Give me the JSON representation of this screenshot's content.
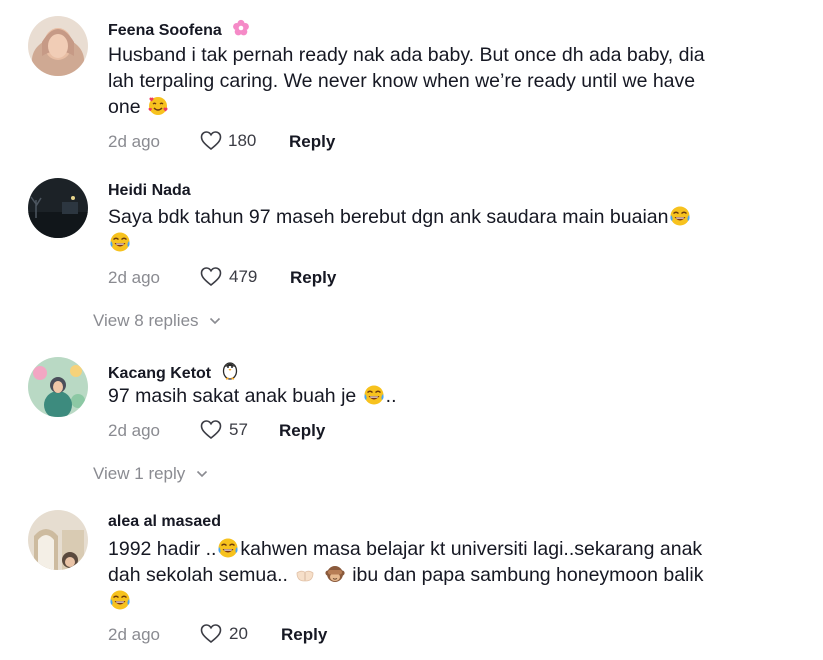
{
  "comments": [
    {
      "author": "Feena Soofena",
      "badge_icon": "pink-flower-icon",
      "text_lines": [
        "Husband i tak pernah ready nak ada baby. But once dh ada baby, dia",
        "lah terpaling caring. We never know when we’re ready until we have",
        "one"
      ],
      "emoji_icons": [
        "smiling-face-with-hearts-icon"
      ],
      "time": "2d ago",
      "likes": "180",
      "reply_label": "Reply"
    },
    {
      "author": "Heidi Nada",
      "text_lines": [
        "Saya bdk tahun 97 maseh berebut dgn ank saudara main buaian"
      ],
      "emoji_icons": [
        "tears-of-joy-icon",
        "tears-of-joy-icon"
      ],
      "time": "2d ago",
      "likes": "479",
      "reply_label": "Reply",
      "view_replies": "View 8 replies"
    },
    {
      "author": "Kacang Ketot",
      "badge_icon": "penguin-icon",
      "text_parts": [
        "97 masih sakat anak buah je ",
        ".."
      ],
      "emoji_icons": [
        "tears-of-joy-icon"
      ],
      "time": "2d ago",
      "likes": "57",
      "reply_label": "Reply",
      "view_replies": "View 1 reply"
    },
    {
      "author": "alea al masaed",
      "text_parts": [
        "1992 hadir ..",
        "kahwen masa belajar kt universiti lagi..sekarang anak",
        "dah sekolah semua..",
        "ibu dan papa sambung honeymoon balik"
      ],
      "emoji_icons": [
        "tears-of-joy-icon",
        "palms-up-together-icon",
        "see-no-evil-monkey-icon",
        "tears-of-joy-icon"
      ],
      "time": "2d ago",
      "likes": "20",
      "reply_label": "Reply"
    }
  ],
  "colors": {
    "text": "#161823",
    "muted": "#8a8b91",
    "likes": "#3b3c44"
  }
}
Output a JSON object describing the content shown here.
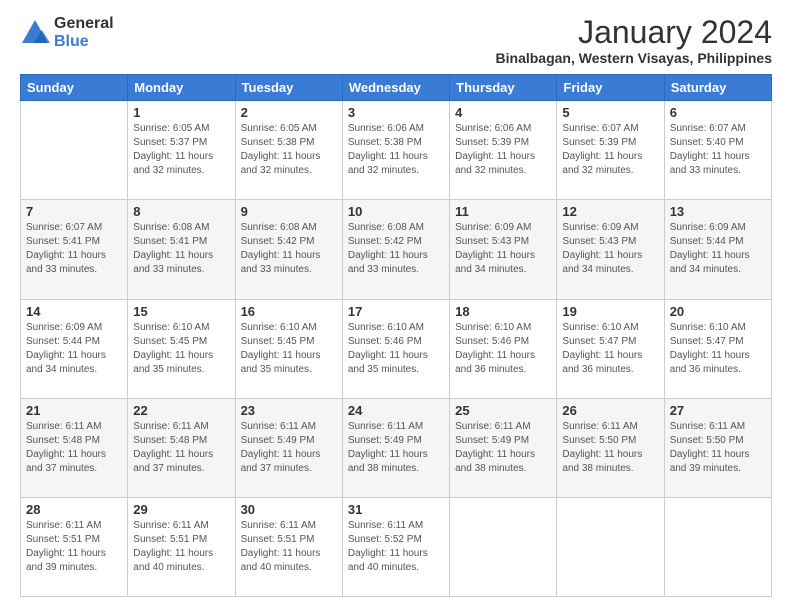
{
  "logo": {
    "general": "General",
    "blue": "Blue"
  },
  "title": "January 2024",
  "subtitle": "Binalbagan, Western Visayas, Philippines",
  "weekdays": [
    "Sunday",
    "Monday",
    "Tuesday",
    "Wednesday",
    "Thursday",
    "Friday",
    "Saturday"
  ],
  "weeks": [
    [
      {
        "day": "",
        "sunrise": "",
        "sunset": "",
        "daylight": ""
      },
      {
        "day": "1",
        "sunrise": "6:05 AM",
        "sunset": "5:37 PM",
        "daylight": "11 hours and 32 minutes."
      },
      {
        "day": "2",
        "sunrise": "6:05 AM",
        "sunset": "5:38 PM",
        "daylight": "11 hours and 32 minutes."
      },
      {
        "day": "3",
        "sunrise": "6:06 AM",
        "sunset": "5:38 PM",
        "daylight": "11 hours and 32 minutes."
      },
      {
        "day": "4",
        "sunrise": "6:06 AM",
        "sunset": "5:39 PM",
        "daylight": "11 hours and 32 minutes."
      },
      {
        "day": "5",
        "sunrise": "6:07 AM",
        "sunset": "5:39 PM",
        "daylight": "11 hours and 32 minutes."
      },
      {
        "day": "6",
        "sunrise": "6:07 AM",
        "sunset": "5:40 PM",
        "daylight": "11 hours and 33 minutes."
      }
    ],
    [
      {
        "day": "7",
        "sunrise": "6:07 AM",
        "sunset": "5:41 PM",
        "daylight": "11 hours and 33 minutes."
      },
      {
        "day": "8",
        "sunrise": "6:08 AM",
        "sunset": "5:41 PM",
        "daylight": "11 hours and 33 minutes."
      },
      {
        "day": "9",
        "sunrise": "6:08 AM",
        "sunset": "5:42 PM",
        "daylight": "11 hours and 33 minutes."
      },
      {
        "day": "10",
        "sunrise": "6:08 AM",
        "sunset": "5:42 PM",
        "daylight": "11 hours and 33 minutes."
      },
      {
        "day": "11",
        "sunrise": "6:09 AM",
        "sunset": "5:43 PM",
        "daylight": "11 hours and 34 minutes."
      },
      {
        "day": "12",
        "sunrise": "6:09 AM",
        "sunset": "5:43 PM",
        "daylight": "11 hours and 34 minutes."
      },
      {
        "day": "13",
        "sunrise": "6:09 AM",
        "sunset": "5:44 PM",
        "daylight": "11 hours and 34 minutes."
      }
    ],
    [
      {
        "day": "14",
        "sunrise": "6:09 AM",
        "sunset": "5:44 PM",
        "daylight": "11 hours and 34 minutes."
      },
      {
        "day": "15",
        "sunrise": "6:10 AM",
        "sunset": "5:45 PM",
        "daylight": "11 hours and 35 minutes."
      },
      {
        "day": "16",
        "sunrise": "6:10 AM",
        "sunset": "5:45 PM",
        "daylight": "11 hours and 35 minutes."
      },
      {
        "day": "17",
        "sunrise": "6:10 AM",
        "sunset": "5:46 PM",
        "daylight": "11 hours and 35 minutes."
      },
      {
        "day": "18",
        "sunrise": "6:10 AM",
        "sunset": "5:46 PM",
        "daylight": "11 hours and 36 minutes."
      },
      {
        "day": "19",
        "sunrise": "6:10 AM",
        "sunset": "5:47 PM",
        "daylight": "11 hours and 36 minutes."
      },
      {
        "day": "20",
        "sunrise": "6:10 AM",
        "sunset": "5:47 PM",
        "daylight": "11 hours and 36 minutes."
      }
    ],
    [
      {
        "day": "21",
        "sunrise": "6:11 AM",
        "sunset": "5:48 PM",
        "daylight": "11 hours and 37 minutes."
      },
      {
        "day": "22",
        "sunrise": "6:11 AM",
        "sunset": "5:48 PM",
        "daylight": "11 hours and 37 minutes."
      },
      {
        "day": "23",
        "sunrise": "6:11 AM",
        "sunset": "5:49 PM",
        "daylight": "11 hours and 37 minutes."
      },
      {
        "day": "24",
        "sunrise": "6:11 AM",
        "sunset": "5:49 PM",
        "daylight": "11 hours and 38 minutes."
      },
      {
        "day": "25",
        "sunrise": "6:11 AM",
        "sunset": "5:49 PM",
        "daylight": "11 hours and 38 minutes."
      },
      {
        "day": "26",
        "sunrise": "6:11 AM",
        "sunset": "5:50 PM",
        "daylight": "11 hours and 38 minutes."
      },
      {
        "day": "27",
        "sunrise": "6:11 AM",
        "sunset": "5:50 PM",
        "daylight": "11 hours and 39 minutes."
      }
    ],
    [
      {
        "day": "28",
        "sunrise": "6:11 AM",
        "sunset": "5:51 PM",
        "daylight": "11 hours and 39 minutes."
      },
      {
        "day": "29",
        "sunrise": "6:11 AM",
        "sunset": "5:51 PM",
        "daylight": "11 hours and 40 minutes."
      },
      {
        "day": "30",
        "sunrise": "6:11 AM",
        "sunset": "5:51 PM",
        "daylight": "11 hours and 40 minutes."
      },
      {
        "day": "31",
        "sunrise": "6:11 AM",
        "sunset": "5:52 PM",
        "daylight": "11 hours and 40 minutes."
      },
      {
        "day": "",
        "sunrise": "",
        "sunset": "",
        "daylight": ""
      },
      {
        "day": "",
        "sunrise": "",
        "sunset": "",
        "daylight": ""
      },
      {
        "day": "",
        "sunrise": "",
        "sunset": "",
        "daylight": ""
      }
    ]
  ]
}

*THE REQUEST*: Each line of the data that includes the word "ready" counts once; report the total and nothing more.

*WRITTEN ANSWER*: 2